DESCRIPTION OF THE TASK:
In the entries below, how many lines contain the string "protein"? Give the number by itself.

--- RECORDED DATA Enclosed Below ---

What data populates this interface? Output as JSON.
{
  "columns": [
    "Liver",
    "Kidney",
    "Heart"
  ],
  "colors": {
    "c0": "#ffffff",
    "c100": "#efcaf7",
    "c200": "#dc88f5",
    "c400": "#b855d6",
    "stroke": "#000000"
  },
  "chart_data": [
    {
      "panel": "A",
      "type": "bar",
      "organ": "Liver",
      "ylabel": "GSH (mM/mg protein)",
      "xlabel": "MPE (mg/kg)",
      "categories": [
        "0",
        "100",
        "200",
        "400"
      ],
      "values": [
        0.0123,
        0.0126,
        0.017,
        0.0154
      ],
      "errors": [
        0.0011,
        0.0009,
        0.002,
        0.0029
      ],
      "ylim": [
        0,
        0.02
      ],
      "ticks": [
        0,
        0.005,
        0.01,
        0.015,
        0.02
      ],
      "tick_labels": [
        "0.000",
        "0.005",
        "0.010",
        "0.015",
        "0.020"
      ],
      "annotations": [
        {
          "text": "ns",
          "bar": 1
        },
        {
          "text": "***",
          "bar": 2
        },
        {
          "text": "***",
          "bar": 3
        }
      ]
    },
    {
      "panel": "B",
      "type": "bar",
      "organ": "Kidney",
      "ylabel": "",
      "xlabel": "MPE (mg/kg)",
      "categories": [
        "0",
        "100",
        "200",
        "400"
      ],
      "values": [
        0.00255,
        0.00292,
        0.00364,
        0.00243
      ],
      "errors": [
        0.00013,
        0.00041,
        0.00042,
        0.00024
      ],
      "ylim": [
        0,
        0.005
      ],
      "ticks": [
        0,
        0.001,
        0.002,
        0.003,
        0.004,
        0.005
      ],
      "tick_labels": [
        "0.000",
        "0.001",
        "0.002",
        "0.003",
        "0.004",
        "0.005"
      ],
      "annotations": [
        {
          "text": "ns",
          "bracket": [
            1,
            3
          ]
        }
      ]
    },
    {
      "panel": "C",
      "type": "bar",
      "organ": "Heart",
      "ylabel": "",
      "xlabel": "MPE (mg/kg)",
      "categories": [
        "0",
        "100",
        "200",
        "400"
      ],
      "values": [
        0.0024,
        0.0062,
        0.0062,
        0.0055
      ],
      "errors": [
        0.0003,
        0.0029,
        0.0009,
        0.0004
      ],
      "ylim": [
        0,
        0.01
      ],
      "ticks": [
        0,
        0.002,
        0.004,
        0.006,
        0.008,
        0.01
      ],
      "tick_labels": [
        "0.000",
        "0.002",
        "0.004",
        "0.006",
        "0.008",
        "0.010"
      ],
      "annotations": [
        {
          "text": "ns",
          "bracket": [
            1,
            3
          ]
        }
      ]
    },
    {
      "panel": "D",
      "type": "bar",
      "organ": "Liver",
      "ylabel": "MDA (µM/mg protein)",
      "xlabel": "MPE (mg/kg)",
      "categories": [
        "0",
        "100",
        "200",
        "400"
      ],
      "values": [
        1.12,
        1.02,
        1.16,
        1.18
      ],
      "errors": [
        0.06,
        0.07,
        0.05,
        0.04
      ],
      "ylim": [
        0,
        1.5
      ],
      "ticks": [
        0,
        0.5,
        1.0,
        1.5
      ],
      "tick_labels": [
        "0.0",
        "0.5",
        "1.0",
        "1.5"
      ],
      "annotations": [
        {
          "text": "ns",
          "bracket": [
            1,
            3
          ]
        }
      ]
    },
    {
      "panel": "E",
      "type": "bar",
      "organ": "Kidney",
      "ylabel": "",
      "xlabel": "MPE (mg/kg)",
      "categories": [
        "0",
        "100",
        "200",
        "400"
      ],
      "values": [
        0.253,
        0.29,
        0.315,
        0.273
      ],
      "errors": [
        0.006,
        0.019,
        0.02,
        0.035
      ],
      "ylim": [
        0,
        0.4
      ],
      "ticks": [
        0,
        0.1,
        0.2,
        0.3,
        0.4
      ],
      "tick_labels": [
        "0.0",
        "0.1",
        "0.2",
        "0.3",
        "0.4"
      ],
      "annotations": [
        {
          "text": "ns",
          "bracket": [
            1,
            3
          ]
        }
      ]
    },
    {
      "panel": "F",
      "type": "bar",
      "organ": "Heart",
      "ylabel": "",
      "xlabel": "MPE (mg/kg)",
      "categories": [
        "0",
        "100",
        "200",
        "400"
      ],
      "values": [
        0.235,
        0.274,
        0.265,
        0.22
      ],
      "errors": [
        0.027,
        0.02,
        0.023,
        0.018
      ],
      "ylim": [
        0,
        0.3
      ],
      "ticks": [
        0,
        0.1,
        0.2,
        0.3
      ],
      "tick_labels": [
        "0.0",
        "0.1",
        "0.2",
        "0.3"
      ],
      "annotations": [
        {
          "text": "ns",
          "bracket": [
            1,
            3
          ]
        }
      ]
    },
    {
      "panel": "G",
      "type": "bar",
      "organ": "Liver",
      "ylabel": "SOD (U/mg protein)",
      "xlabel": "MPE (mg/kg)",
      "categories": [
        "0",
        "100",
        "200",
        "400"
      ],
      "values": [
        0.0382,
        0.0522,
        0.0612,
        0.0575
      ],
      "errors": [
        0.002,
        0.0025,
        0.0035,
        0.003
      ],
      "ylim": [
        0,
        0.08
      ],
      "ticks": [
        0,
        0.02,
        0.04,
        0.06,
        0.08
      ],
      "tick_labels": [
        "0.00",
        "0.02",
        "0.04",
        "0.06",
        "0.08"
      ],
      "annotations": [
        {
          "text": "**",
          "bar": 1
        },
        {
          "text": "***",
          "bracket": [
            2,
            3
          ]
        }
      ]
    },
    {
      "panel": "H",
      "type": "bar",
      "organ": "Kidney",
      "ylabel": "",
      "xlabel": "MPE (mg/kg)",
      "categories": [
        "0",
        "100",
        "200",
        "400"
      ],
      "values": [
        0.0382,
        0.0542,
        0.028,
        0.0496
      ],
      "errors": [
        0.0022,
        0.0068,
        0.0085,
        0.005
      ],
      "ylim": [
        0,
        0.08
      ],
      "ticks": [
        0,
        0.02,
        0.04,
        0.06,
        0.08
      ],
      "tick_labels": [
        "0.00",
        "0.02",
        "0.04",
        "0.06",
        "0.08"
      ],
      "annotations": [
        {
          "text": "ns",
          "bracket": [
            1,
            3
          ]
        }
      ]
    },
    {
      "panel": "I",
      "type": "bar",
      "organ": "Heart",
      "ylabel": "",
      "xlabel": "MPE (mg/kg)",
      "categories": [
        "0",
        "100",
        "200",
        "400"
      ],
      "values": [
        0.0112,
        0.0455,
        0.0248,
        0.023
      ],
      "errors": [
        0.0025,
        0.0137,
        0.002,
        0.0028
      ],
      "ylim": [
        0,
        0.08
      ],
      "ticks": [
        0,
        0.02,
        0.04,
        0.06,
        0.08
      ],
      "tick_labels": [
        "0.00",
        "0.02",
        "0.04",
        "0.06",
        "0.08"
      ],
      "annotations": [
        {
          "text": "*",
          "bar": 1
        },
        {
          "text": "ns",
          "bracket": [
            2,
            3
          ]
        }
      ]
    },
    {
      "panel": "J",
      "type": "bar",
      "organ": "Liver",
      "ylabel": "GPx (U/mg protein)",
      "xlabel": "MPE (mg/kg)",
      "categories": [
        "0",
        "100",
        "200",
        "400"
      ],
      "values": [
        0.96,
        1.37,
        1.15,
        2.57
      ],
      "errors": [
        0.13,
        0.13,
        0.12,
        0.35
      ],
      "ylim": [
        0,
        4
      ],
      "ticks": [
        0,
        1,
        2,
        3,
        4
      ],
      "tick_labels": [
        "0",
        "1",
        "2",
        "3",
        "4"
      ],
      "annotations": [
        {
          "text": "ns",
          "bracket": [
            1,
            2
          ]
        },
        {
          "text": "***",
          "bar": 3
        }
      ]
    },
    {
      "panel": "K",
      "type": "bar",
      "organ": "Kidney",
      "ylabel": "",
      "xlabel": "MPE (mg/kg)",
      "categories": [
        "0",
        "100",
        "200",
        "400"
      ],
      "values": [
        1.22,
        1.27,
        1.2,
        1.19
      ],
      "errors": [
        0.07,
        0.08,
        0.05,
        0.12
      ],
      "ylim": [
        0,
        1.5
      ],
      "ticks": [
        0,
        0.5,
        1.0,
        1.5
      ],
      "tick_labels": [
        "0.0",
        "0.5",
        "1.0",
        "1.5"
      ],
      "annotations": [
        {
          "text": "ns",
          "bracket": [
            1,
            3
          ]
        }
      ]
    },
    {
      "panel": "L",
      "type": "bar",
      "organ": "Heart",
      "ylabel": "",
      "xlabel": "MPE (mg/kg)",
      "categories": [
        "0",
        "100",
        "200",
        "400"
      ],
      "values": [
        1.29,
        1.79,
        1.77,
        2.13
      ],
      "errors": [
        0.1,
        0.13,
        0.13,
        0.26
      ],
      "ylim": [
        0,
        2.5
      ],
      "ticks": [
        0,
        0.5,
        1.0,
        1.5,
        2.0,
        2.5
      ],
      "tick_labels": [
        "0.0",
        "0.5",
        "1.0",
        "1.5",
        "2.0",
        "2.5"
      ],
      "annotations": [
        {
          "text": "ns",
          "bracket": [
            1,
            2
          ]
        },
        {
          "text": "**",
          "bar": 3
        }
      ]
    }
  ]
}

--- End of Enclosed RECORDED DATA ---

WRITTEN REPLY:
4